Данный отрывок
# # #
— Пиво, чипсы, лимонад, фисташки... Пиво, чипсы, лимонад, фисташки...
Проходит в синей форме, за ним тележка.
Шлепанье пальцев по клавиатуре: деловой человек пишет-считает в ноутбуке. Разговоры вполголоса. Яркий белый свет, но уютный, не мешает ни читать, ни дремать.
"Жить хотелось несмотря ни на что. Так иногда хочется посмеяться! Часто взрослые осуждают нас за то, что нам бывает весело. Это так обидно, кажется — почему они не могут нас понять..."
"Закончился наш выпускной, прошел он, как на зло, плохо. Под окнами был шариатский суд, и они не дали нам нормально провести вечер. Я себе придумала такое платье! Оно было из сиреневого атласа Фасон получился на славу".
"Наш попугай стал метаться в клетке и кричать что-то, как будто чувствовал приближение смерти. Мы оделись, вышли в коридор. Мой брат Тима и двоюродный брат Орцик очень хотели спать, особенно Орцик. <...> Небо стало красным. <...> Нас бомбили. Потолок начал обваливаться. <...> Наша машина, стоявшая во дворе, загорелась. Я начала звать отца. Все плакали. Загорелась крыша дома, мы кричали, задыхались от дыма и копоти. Я видела ворота, которые отбросило далеко, а за воротами стояли родственники, в том числе мой отец, и у меня защемило сердце: неужели его больше нет? <...> Моя мать, отец, сестра, двоюродный брат Биболт были ранены. Моя бабушка и Орцик были убиты. У Орцика оторвало полголовы, бабушке пуля попала прямо в сердце. Весь коридор был в крови..."
"На машине мы лежали в четыре яруса. Мы, четверо, были в одежде. Остальные до пояса раздетые, некоторые в трусах. <...> Нас с машины выбрасывают. Если не успеешь побежать, собака укусит. Через строй к вертолету.<...> В вертолет по трапу надо идти, сзади руки связаны. Как хочешь поднимайся. Бьют тебя, пока не поднимешься. Если ты упал, собака укусит. И в вертолет заходишь — там бьют, бьют и гоняют тебя, куда им надо".
# # #
Записанные данные

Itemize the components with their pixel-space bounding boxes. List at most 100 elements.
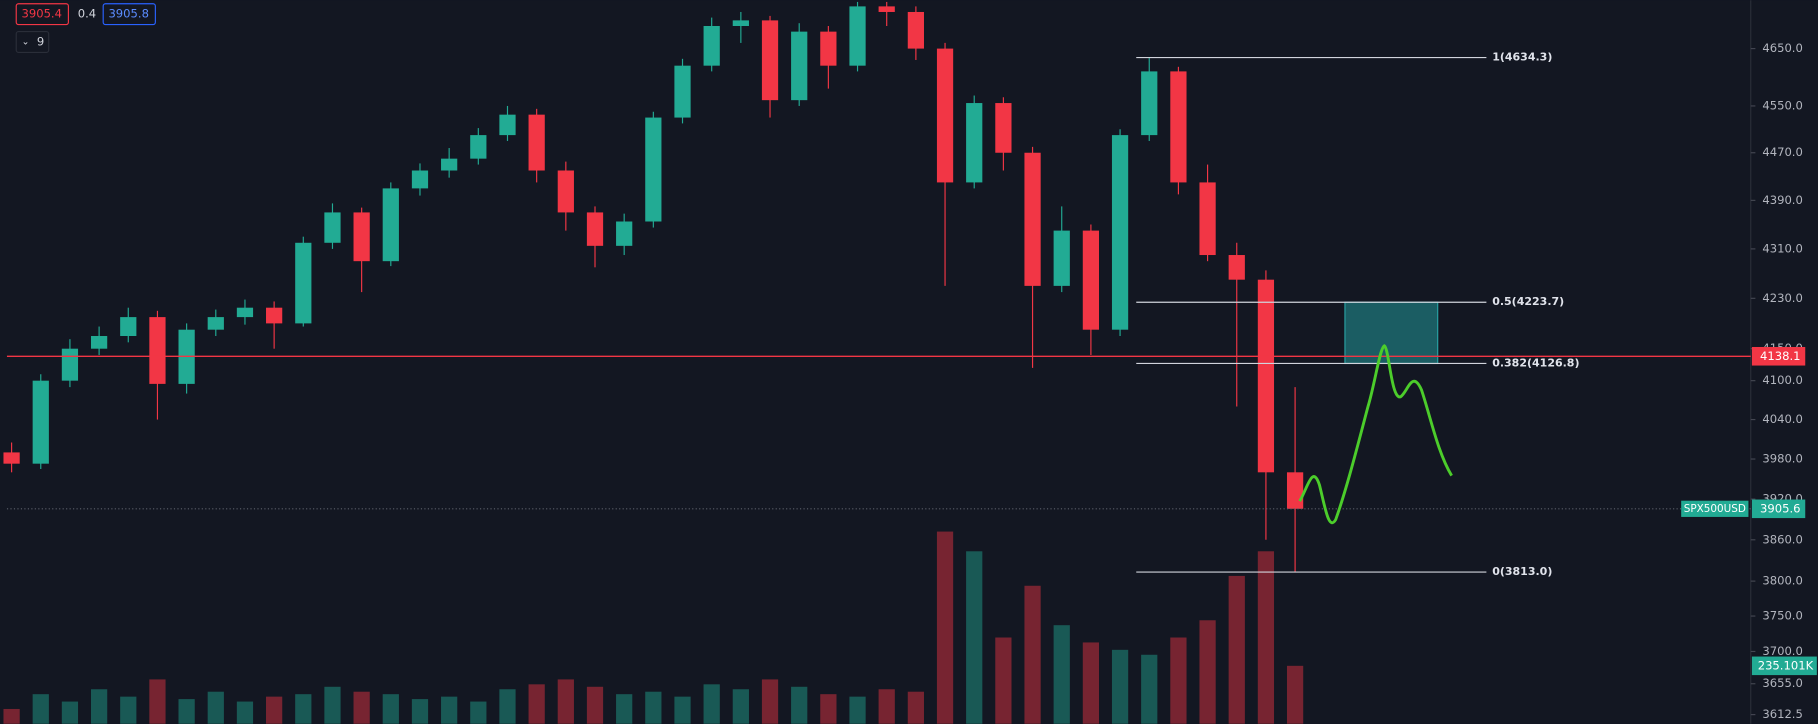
# # #
Замените «тележка» на «корзина» и приведите отрывок от «Проходит в синей» до «читать, ни дремать.» включительно.

Проходит в синей форме, за ним корзина.
Шлепанье пальцев по клавиатуре: деловой человек пишет-считает в ноутбуке. Разговоры вполголоса. Яркий белый свет, но уютный, не мешает ни читать, ни дремать.